Today, many paragliders and paramotor pilots share their in-flight positions with SafeSky, and in return receive SafeSky traffic. It's a pretty convincing reflective vest, don't you think?

Thanks to its technology and willingness to make as many existing systems interoperable as possible, SafeSky has become a significant ecosystem that combines traffic sources that were previously invisible to known systems, providing the most comprehensive traffic data available to date.

Our message to paragliders and paramotor pilots.

While flying locally with friends doesn't pose any real collision risks, don't forget that you are in a shared environment. By using a compatible system like SkyTraxx, Air3, or Gaggle, you will become visible to fast aircraft using SafeSky or any other compatible platform. Being visible doesn't mean being tracked, you can always preserve your anonymity while indicating your position in the sky to others.

Our message to airplane and ULM pilots.

Accessing the SafeSky ecosystem's traffic via the app or other compatible systems will increase your safety and that of others during your flights. You will be able to see traffic that was previously invisible to other systems (ADS-B in, Flarm in, etc.). Additionally, SafeSky is compatible and integrates perfectly with your existing detection peripherals, such as SkyEcho, PowerFlarm, or Stratux. So why not take advantage of such a useful tool?

It's essential to ensure safety while sharing the skies. SafeSky is a reliable tool that ensures all users are visible to each other, making the skies safer and more enjoyable for everyone.


Blue Sky over Sedan (France)

It was a beautiful sunny afternoon with clear skies, and I was flying back to my base at an altitude of 3500 feet and an airspeed of 235 km/h. Despite being in Class G airspace, I maintained radio contact with air traffic control for safety. In Class G airspace, traffic information is not mandatory for VFR flights, but the French services are efficient and always inform you of any possible traffic convergence. I greeted and thanked them for their effective work and kindness.

**Material supplied:**
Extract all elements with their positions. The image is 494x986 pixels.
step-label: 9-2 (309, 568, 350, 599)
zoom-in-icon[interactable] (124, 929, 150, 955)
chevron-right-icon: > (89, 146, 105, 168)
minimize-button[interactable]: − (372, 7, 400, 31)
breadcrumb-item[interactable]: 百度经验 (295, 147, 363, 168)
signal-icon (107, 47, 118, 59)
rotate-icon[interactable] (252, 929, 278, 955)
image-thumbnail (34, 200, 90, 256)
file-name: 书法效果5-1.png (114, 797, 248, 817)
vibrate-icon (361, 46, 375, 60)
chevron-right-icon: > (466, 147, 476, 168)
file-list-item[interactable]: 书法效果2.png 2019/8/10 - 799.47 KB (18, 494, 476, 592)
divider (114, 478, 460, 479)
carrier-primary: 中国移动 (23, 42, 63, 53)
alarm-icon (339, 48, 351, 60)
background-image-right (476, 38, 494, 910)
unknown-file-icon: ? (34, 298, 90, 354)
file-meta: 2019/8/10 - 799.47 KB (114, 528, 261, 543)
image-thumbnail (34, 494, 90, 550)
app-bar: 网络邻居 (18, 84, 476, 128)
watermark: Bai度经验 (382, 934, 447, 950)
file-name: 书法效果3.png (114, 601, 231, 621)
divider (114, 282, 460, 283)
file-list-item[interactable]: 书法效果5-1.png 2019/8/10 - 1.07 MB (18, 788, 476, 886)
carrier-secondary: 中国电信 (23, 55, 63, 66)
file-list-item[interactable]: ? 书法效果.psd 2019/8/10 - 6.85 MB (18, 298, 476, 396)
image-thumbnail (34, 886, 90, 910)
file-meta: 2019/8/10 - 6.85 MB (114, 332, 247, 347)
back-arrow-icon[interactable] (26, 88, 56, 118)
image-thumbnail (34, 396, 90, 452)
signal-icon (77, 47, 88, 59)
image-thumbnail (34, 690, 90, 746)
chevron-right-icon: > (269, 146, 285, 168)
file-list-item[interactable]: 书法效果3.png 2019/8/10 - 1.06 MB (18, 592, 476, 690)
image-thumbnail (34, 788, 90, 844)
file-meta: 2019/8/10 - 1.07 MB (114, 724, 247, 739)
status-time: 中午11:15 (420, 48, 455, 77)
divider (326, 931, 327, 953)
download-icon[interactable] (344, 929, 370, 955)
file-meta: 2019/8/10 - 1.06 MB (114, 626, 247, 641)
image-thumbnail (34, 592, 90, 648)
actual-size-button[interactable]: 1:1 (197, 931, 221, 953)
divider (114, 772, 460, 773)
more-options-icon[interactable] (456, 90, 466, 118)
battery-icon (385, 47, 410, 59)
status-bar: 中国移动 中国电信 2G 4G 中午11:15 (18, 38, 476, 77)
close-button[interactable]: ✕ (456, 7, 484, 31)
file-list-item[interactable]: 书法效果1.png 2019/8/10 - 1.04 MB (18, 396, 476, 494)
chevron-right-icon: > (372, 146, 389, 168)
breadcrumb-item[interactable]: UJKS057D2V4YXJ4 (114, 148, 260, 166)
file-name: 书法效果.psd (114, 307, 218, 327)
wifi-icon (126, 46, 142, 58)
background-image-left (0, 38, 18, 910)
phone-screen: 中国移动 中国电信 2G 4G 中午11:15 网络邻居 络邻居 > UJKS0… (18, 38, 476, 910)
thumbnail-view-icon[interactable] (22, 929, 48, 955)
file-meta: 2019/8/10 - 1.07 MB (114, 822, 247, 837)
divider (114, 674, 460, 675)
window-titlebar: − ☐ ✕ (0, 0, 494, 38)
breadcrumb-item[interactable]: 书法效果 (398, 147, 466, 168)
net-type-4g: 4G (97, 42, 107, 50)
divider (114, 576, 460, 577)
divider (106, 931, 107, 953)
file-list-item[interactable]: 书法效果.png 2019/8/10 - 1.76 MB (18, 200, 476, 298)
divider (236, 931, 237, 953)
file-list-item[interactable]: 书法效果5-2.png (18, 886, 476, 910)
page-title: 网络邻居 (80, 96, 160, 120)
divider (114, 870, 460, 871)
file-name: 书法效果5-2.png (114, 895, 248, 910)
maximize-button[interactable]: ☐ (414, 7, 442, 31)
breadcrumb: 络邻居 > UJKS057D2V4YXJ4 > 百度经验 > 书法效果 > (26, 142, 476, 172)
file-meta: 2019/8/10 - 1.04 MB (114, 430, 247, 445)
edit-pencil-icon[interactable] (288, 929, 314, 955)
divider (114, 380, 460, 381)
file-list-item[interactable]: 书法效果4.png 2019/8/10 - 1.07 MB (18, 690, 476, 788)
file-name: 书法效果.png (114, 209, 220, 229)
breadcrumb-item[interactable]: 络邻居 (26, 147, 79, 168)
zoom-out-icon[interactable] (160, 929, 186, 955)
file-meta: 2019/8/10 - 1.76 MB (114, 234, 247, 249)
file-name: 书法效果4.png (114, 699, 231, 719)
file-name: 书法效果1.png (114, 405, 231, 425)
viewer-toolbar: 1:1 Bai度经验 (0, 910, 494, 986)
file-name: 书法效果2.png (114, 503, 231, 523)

**Directions:**
According to the SafeSky text, which existing detection peripherals is SafeSky compatible with? The items are independent material and have no connection to the SafeSky text.

**Output:**
SkyEcho, PowerFlarm, and Stratux.